### Required task
Drop the pictures from the entries below, then reproduce the rest exactly.

▬▬▬▬▬▬

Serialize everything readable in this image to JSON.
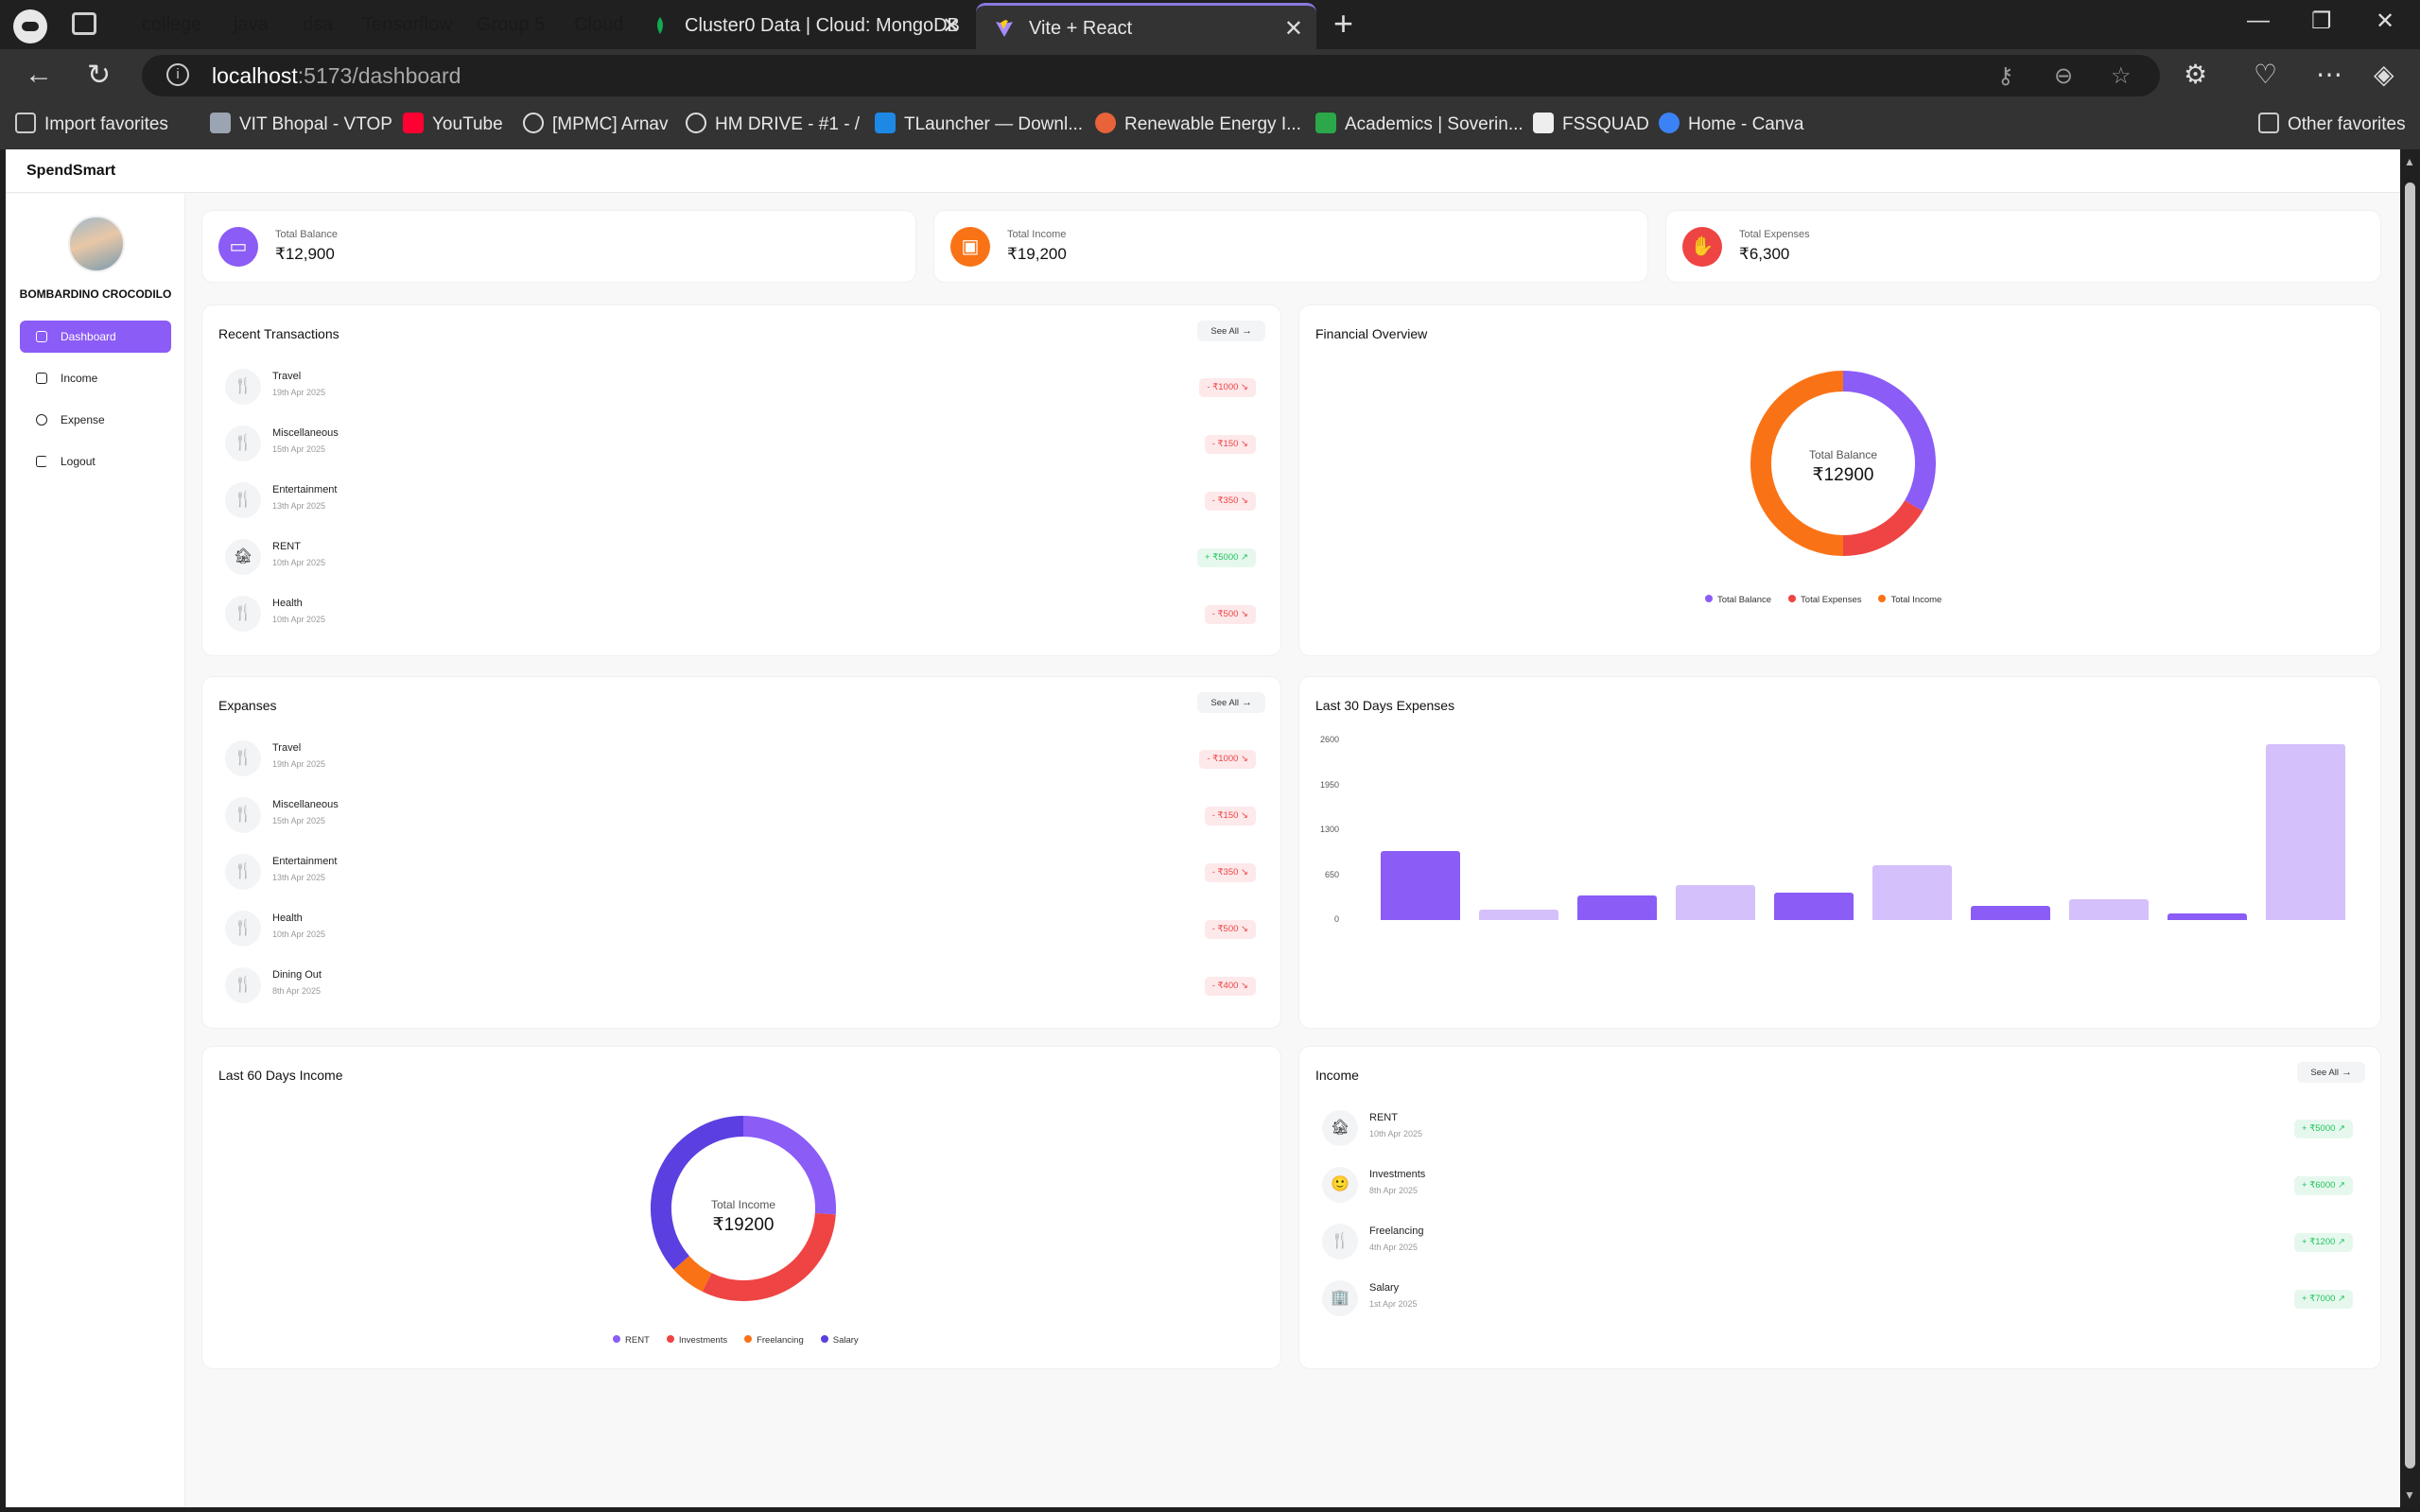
{
  "browser": {
    "tab_groups": [
      {
        "label": "college",
        "color": "#5b9cf5"
      },
      {
        "label": "java",
        "color": "#d9b84d"
      },
      {
        "label": "dsa",
        "color": "#39b6b0"
      },
      {
        "label": "Tensorflow",
        "color": "#e86ad0"
      },
      {
        "label": "Group 5",
        "color": "#f06aa6"
      },
      {
        "label": "Cloud",
        "color": "#a98cf6"
      }
    ],
    "tabs": [
      {
        "title": "Cluster0 Data | Cloud: MongoDB C",
        "active": false
      },
      {
        "title": "Vite + React",
        "active": true
      }
    ],
    "url_host": "localhost",
    "url_path": ":5173/dashboard",
    "bookmarks": [
      {
        "label": "Import favorites",
        "icon": "import-icon"
      },
      {
        "label": "VIT Bhopal - VTOP",
        "icon": "vtop-icon"
      },
      {
        "label": "YouTube",
        "icon": "youtube-icon"
      },
      {
        "label": "[MPMC] Arnav",
        "icon": "chatgpt-icon"
      },
      {
        "label": "HM DRIVE - #1 - /",
        "icon": "globe-icon"
      },
      {
        "label": "TLauncher — Downl...",
        "icon": "tlauncher-icon"
      },
      {
        "label": "Renewable Energy I...",
        "icon": "sunburst-icon"
      },
      {
        "label": "Academics | Soverin...",
        "icon": "leaf-icon"
      },
      {
        "label": "FSSQUAD",
        "icon": "fssquad-icon"
      },
      {
        "label": "Home - Canva",
        "icon": "canva-icon"
      }
    ],
    "other_favorites": "Other favorites"
  },
  "app": {
    "brand": "SpendSmart",
    "user_name": "BOMBARDINO CROCODILO",
    "menu": [
      {
        "label": "Dashboard",
        "active": true,
        "icon": "dashboard-icon"
      },
      {
        "label": "Income",
        "active": false,
        "icon": "income-icon"
      },
      {
        "label": "Expense",
        "active": false,
        "icon": "expense-icon"
      },
      {
        "label": "Logout",
        "active": false,
        "icon": "logout-icon"
      }
    ],
    "stats": [
      {
        "label": "Total Balance",
        "value": "₹12,900",
        "color": "#8b5cf6",
        "icon": "card-icon"
      },
      {
        "label": "Total Income",
        "value": "₹19,200",
        "color": "#f97316",
        "icon": "wallet-icon"
      },
      {
        "label": "Total Expenses",
        "value": "₹6,300",
        "color": "#ef4444",
        "icon": "hand-coins-icon"
      }
    ],
    "see_all": "See All",
    "recent_transactions": {
      "title": "Recent Transactions",
      "items": [
        {
          "name": "Travel",
          "date": "19th Apr 2025",
          "amount": "- ₹1000",
          "type": "neg",
          "icon": "fork-knife-icon"
        },
        {
          "name": "Miscellaneous",
          "date": "15th Apr 2025",
          "amount": "- ₹150",
          "type": "neg",
          "icon": "fork-knife-icon"
        },
        {
          "name": "Entertainment",
          "date": "13th Apr 2025",
          "amount": "- ₹350",
          "type": "neg",
          "icon": "fork-knife-icon"
        },
        {
          "name": "RENT",
          "date": "10th Apr 2025",
          "amount": "+ ₹5000",
          "type": "pos",
          "icon": "house-icon"
        },
        {
          "name": "Health",
          "date": "10th Apr 2025",
          "amount": "- ₹500",
          "type": "neg",
          "icon": "fork-knife-icon"
        }
      ]
    },
    "financial_overview": {
      "title": "Financial Overview",
      "center_label": "Total Balance",
      "center_value": "₹12900"
    },
    "expenses": {
      "title": "Expanses",
      "items": [
        {
          "name": "Travel",
          "date": "19th Apr 2025",
          "amount": "- ₹1000",
          "type": "neg",
          "icon": "fork-knife-icon"
        },
        {
          "name": "Miscellaneous",
          "date": "15th Apr 2025",
          "amount": "- ₹150",
          "type": "neg",
          "icon": "fork-knife-icon"
        },
        {
          "name": "Entertainment",
          "date": "13th Apr 2025",
          "amount": "- ₹350",
          "type": "neg",
          "icon": "fork-knife-icon"
        },
        {
          "name": "Health",
          "date": "10th Apr 2025",
          "amount": "- ₹500",
          "type": "neg",
          "icon": "fork-knife-icon"
        },
        {
          "name": "Dining Out",
          "date": "8th Apr 2025",
          "amount": "- ₹400",
          "type": "neg",
          "icon": "fork-knife-icon"
        }
      ]
    },
    "last30": {
      "title": "Last 30 Days Expenses"
    },
    "last60": {
      "title": "Last 60 Days Income",
      "center_label": "Total Income",
      "center_value": "₹19200"
    },
    "income": {
      "title": "Income",
      "items": [
        {
          "name": "RENT",
          "date": "10th Apr 2025",
          "amount": "+ ₹5000",
          "type": "pos",
          "icon": "house-icon"
        },
        {
          "name": "Investments",
          "date": "8th Apr 2025",
          "amount": "+ ₹6000",
          "type": "pos",
          "icon": "smiley-icon"
        },
        {
          "name": "Freelancing",
          "date": "4th Apr 2025",
          "amount": "+ ₹1200",
          "type": "pos",
          "icon": "fork-knife-icon"
        },
        {
          "name": "Salary",
          "date": "1st Apr 2025",
          "amount": "+ ₹7000",
          "type": "pos",
          "icon": "building-icon"
        }
      ]
    }
  },
  "chart_data": [
    {
      "type": "pie",
      "variant": "donut",
      "categories": [
        "Total Balance",
        "Total Expenses",
        "Total Income"
      ],
      "values": [
        12900,
        6300,
        19200
      ],
      "colors": [
        "#8b5cf6",
        "#ef4444",
        "#f97316"
      ],
      "legend": "bottom"
    },
    {
      "type": "bar",
      "title": "Last 30 Days Expenses",
      "categories": [
        "",
        "",
        "",
        "",
        "",
        "",
        "",
        "",
        "",
        ""
      ],
      "values": [
        1000,
        150,
        350,
        500,
        400,
        800,
        200,
        300,
        100,
        2550
      ],
      "yticks": [
        0,
        650,
        1300,
        1950,
        2600
      ],
      "ylim": [
        0,
        2600
      ],
      "colors": [
        "#8b5cf6",
        "#d4c0fb"
      ],
      "grid": false
    },
    {
      "type": "pie",
      "variant": "donut",
      "categories": [
        "RENT",
        "Investments",
        "Freelancing",
        "Salary"
      ],
      "values": [
        5000,
        6000,
        1200,
        7000
      ],
      "colors": [
        "#8b5cf6",
        "#ef4444",
        "#f97316",
        "#5b3fe0"
      ],
      "legend": "bottom"
    }
  ]
}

▬▬▬▬▬▬

### Output of the exercise
Serialize everything readable in this image to JSON.
{
  "browser": {
    "tab_groups": [
      {
        "label": "college",
        "color": "#5b9cf5"
      },
      {
        "label": "java",
        "color": "#d9b84d"
      },
      {
        "label": "dsa",
        "color": "#39b6b0"
      },
      {
        "label": "Tensorflow",
        "color": "#e86ad0"
      },
      {
        "label": "Group 5",
        "color": "#f06aa6"
      },
      {
        "label": "Cloud",
        "color": "#a98cf6"
      }
    ],
    "tabs": [
      {
        "title": "Cluster0 Data | Cloud: MongoDB C",
        "active": false
      },
      {
        "title": "Vite + React",
        "active": true
      }
    ],
    "url_host": "localhost",
    "url_path": ":5173/dashboard",
    "bookmarks": [
      {
        "label": "Import favorites",
        "icon": "import-icon"
      },
      {
        "label": "VIT Bhopal - VTOP",
        "icon": "vtop-icon"
      },
      {
        "label": "YouTube",
        "icon": "youtube-icon"
      },
      {
        "label": "[MPMC] Arnav",
        "icon": "chatgpt-icon"
      },
      {
        "label": "HM DRIVE - #1 - /",
        "icon": "globe-icon"
      },
      {
        "label": "TLauncher — Downl...",
        "icon": "tlauncher-icon"
      },
      {
        "label": "Renewable Energy I...",
        "icon": "sunburst-icon"
      },
      {
        "label": "Academics | Soverin...",
        "icon": "leaf-icon"
      },
      {
        "label": "FSSQUAD",
        "icon": "fssquad-icon"
      },
      {
        "label": "Home - Canva",
        "icon": "canva-icon"
      }
    ],
    "other_favorites": "Other favorites"
  },
  "app": {
    "brand": "SpendSmart",
    "user_name": "BOMBARDINO CROCODILO",
    "menu": [
      {
        "label": "Dashboard",
        "active": true,
        "icon": "dashboard-icon"
      },
      {
        "label": "Income",
        "active": false,
        "icon": "income-icon"
      },
      {
        "label": "Expense",
        "active": false,
        "icon": "expense-icon"
      },
      {
        "label": "Logout",
        "active": false,
        "icon": "logout-icon"
      }
    ],
    "stats": [
      {
        "label": "Total Balance",
        "value": "₹12,900",
        "color": "#8b5cf6",
        "icon": "card-icon"
      },
      {
        "label": "Total Income",
        "value": "₹19,200",
        "color": "#f97316",
        "icon": "wallet-icon"
      },
      {
        "label": "Total Expenses",
        "value": "₹6,300",
        "color": "#ef4444",
        "icon": "hand-coins-icon"
      }
    ],
    "see_all": "See All",
    "recent_transactions": {
      "title": "Recent Transactions",
      "items": [
        {
          "name": "Travel",
          "date": "19th Apr 2025",
          "amount": "- ₹1000",
          "type": "neg",
          "icon": "fork-knife-icon"
        },
        {
          "name": "Miscellaneous",
          "date": "15th Apr 2025",
          "amount": "- ₹150",
          "type": "neg",
          "icon": "fork-knife-icon"
        },
        {
          "name": "Entertainment",
          "date": "13th Apr 2025",
          "amount": "- ₹350",
          "type": "neg",
          "icon": "fork-knife-icon"
        },
        {
          "name": "RENT",
          "date": "10th Apr 2025",
          "amount": "+ ₹5000",
          "type": "pos",
          "icon": "house-icon"
        },
        {
          "name": "Health",
          "date": "10th Apr 2025",
          "amount": "- ₹500",
          "type": "neg",
          "icon": "fork-knife-icon"
        }
      ]
    },
    "financial_overview": {
      "title": "Financial Overview",
      "center_label": "Total Balance",
      "center_value": "₹12900"
    },
    "expenses": {
      "title": "Expanses",
      "items": [
        {
          "name": "Travel",
          "date": "19th Apr 2025",
          "amount": "- ₹1000",
          "type": "neg",
          "icon": "fork-knife-icon"
        },
        {
          "name": "Miscellaneous",
          "date": "15th Apr 2025",
          "amount": "- ₹150",
          "type": "neg",
          "icon": "fork-knife-icon"
        },
        {
          "name": "Entertainment",
          "date": "13th Apr 2025",
          "amount": "- ₹350",
          "type": "neg",
          "icon": "fork-knife-icon"
        },
        {
          "name": "Health",
          "date": "10th Apr 2025",
          "amount": "- ₹500",
          "type": "neg",
          "icon": "fork-knife-icon"
        },
        {
          "name": "Dining Out",
          "date": "8th Apr 2025",
          "amount": "- ₹400",
          "type": "neg",
          "icon": "fork-knife-icon"
        }
      ]
    },
    "last30": {
      "title": "Last 30 Days Expenses"
    },
    "last60": {
      "title": "Last 60 Days Income",
      "center_label": "Total Income",
      "center_value": "₹19200"
    },
    "income": {
      "title": "Income",
      "items": [
        {
          "name": "RENT",
          "date": "10th Apr 2025",
          "amount": "+ ₹5000",
          "type": "pos",
          "icon": "house-icon"
        },
        {
          "name": "Investments",
          "date": "8th Apr 2025",
          "amount": "+ ₹6000",
          "type": "pos",
          "icon": "smiley-icon"
        },
        {
          "name": "Freelancing",
          "date": "4th Apr 2025",
          "amount": "+ ₹1200",
          "type": "pos",
          "icon": "fork-knife-icon"
        },
        {
          "name": "Salary",
          "date": "1st Apr 2025",
          "amount": "+ ₹7000",
          "type": "pos",
          "icon": "building-icon"
        }
      ]
    }
  },
  "chart_data": [
    {
      "type": "pie",
      "variant": "donut",
      "categories": [
        "Total Balance",
        "Total Expenses",
        "Total Income"
      ],
      "values": [
        12900,
        6300,
        19200
      ],
      "colors": [
        "#8b5cf6",
        "#ef4444",
        "#f97316"
      ],
      "legend": "bottom"
    },
    {
      "type": "bar",
      "title": "Last 30 Days Expenses",
      "categories": [
        "",
        "",
        "",
        "",
        "",
        "",
        "",
        "",
        "",
        ""
      ],
      "values": [
        1000,
        150,
        350,
        500,
        400,
        800,
        200,
        300,
        100,
        2550
      ],
      "yticks": [
        0,
        650,
        1300,
        1950,
        2600
      ],
      "ylim": [
        0,
        2600
      ],
      "colors": [
        "#8b5cf6",
        "#d4c0fb"
      ],
      "grid": false
    },
    {
      "type": "pie",
      "variant": "donut",
      "categories": [
        "RENT",
        "Investments",
        "Freelancing",
        "Salary"
      ],
      "values": [
        5000,
        6000,
        1200,
        7000
      ],
      "colors": [
        "#8b5cf6",
        "#ef4444",
        "#f97316",
        "#5b3fe0"
      ],
      "legend": "bottom"
    }
  ]
}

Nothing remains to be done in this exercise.